* **TEXT TO READ**
** START **
IN THE HIGH COURT OF FIJI
AT SUVA
CRIMINAL JURISDICTION


CR. CASE NO. HAC0004 OF 2002


BETWEEN:


STATE


-v-


ISIMELI DRODROVEIVALI


Mr. B. Solanki - for the State
Mr. R. Matebalavu - for the Accused


TRIAL – RULING ON ADMISSIBILITY


On the original information the accused was charged with 44 counts of larceny by servant contrary to section 274(a)(i) of the Penal Code. At trial those 44 counts were reduced to 8. The accused was arraigned and pleaded not guilty.
Mr. Solanki for the State opened and informed the court that he intended to proceed and prove these charges by reference to 8 sets of documents. These were bank cheques and associated vouchers said to have been used by the accused to steal money from his employer. The first witness was called and led in evidence to a point where he would have enabled production of the first in the series of 8 exhibits. Objection was taken. The defence asked that a point of law be decided on the admissibility of these documents. They were not the originals. They were not carbon copies. They were not photocopies of the original. It became common ground that they were a second copy of a copy of the original. The originals had been stolen. The certified copies of the originals had been lost. I accordingly proceeded to hear evidence on this preliminary issue as a matter of law in the absence of the assessors.
EVIDENCE
The first crown witness Mr. Birendra Singh formerly an officer of NBF Asset Management Bank, was working at the bank at the same time as the accused. The witness assisted the police with a fraud enquiry by gathering together various bank documents. In this regard he obtained a series of bank cheques, credit vouchers and debit vouchers relating to certain transactions undertaken by the accused.
Mr. Singh knew that these documents were given to Detective Constable Chand to photocopy.
The originals and the photocopies were brought back to Mr. Singh to certify. After completing that task Mr. Singh gave the documents back to Detective Chand to pass them on to his Sgt.
Mr. Singh was shown each of the documents and they were marked for intended production (exhibits 1 A&B through to exhibits 8 A&B).
In respect of each document the witness confirmed he had seen the documents in the bank and that his identification mark, a signature, was on each document under the words certified copy.
** END **
* **WRITTEN PROBLEM 1**
According to the court ruling, how many counts of larceny by servant did the accused face at trial?
* **WRITTEN PROBLEM 2**
Continue the court ruling on admissibility from the point where it stops.

* **EXCERPTED DATA**
** START **
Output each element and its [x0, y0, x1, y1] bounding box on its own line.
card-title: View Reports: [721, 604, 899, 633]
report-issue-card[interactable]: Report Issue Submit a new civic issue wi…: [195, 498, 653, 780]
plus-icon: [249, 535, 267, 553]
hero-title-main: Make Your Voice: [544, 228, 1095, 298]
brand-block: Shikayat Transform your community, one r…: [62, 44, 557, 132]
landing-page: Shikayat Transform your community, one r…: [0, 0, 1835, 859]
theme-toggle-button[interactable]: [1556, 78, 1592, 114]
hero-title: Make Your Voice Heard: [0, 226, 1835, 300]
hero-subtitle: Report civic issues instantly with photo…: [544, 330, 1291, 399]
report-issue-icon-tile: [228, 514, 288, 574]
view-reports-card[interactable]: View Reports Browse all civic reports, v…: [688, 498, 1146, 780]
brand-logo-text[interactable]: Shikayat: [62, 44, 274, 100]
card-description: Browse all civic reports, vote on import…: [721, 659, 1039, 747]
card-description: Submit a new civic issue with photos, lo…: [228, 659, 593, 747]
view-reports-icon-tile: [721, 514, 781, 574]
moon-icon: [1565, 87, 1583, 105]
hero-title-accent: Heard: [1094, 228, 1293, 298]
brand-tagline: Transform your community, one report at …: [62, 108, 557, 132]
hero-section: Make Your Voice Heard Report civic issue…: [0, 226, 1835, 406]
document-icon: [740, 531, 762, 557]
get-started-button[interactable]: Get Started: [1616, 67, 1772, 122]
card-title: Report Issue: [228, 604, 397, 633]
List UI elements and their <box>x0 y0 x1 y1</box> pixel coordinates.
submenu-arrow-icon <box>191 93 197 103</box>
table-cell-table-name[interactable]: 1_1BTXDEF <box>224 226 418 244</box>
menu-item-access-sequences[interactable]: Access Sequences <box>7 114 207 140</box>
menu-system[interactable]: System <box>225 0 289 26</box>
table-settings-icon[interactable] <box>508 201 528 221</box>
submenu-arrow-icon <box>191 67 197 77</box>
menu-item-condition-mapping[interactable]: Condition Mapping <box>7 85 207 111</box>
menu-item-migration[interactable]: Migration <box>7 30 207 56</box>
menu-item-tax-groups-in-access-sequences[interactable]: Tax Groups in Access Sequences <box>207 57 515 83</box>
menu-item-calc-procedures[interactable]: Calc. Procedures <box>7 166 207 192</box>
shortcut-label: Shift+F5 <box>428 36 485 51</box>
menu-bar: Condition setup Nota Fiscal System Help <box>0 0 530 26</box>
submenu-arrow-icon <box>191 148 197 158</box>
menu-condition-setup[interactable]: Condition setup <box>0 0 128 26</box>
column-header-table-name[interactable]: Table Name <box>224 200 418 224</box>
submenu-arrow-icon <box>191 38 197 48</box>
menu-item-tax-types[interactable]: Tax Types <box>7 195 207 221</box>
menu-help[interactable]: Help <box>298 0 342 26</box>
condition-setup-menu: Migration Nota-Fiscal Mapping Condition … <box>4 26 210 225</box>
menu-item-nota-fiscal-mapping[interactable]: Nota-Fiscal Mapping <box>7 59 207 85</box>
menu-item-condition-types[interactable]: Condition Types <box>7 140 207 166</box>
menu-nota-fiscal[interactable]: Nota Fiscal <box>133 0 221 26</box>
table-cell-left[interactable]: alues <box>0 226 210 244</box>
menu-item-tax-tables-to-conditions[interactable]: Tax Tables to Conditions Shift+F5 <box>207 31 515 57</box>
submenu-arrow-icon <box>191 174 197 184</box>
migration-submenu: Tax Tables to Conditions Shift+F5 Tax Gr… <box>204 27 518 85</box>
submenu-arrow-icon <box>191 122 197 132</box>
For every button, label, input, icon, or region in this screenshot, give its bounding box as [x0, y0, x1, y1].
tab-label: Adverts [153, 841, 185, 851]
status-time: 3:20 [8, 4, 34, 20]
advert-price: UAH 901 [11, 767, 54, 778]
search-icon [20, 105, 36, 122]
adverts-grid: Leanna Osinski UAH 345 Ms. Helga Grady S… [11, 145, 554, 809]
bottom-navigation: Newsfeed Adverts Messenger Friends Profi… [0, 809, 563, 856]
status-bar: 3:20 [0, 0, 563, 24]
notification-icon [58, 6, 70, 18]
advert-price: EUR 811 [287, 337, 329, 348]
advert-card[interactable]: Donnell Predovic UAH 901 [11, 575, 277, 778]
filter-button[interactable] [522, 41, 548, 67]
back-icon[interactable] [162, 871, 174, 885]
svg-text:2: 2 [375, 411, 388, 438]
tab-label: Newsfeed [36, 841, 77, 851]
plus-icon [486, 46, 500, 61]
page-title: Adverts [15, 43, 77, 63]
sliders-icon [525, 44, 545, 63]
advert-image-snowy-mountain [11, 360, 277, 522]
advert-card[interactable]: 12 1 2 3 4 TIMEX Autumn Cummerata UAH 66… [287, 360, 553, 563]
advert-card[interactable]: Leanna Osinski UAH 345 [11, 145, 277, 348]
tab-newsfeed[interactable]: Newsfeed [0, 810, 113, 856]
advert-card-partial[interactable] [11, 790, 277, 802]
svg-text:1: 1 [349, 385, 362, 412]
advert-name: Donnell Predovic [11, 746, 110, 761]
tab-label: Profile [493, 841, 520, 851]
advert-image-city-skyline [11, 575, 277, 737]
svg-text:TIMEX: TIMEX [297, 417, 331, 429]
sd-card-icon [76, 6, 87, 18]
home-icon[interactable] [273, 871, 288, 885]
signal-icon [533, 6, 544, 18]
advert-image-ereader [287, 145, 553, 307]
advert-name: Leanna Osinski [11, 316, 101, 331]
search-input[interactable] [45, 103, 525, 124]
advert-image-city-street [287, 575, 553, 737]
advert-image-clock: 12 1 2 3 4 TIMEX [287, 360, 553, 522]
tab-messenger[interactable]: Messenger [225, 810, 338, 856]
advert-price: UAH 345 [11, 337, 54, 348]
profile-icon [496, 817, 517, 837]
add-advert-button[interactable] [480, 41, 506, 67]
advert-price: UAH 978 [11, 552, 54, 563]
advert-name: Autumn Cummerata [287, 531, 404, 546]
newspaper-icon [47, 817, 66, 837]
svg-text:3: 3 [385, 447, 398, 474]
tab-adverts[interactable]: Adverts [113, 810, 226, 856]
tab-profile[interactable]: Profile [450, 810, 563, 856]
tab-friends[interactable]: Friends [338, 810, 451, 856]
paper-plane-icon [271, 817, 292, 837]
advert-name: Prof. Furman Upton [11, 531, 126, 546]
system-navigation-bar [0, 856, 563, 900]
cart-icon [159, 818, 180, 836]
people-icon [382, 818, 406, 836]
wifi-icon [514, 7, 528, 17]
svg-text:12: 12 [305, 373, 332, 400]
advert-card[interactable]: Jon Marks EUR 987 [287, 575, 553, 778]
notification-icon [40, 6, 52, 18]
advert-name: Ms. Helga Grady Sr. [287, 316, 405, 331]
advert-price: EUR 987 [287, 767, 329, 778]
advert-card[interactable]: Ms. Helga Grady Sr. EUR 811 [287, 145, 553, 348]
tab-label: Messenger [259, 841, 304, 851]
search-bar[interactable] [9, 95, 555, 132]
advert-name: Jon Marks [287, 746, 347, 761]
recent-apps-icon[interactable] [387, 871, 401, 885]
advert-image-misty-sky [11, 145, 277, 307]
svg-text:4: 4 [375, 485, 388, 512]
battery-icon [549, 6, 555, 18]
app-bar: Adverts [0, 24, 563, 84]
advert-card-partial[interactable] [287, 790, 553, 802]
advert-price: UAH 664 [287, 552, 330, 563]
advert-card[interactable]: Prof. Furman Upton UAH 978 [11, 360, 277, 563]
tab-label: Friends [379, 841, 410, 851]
** END **
* **FINAL ANSWER 1**
Eight counts.

* **FINAL ANSWER 2**
The witness confirmed in cross-examination that after the photocopies and certifications were made he did not see the documents again until much later. He tempered his original evidence by conceding that the documents resembled the original but he accepted he did not know that the documents shown to him were photocopies of photocopies taken in the bank. In addition the witness conceded that he could not confirm the resemblance of the documents for another reason. The A4 copies shown to him that he certified were on a perfect and unaltered piece of A4 paper. The purported exhibit in every case had two holes punched through it. Accordingly the physical appearance of the document was not the same as the document he saw when the photocopy of the original was taken and he put a certification stamp on it.
The next witness called by the Prosecution, Actg. Detective Sgt. Mukesh Chand was assigned to this particular investigation when he was a Detective Constable.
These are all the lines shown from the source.